_Problem description_
In the listing below, locate the lines that hold the string "好きな遊び". Copy those lines.

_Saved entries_
[START]

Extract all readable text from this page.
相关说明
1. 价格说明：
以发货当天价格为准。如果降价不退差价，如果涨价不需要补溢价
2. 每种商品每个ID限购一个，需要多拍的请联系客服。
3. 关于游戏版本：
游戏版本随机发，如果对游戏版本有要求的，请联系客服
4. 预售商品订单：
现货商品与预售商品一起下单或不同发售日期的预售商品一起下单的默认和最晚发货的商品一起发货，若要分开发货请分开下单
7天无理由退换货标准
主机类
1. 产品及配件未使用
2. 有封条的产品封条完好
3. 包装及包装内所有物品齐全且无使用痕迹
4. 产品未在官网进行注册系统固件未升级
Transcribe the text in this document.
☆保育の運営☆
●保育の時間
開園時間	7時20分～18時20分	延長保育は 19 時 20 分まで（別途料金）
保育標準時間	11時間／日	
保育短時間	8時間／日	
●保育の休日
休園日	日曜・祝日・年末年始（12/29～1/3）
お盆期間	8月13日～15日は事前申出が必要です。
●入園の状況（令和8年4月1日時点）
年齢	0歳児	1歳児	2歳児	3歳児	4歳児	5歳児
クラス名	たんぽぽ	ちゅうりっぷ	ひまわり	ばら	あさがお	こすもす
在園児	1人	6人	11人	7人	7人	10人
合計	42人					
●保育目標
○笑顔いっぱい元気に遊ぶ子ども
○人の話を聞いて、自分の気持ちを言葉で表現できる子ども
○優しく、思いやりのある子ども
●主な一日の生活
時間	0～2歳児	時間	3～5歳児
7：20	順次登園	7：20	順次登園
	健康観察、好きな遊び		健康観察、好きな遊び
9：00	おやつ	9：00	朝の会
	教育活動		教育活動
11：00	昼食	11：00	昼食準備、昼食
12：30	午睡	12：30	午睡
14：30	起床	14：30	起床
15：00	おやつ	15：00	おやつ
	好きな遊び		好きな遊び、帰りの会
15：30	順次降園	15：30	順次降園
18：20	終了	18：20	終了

[END]

_Exercise output_
	健康観察、好きな遊び		健康観察、好きな遊び
	好きな遊び		好きな遊び、帰りの会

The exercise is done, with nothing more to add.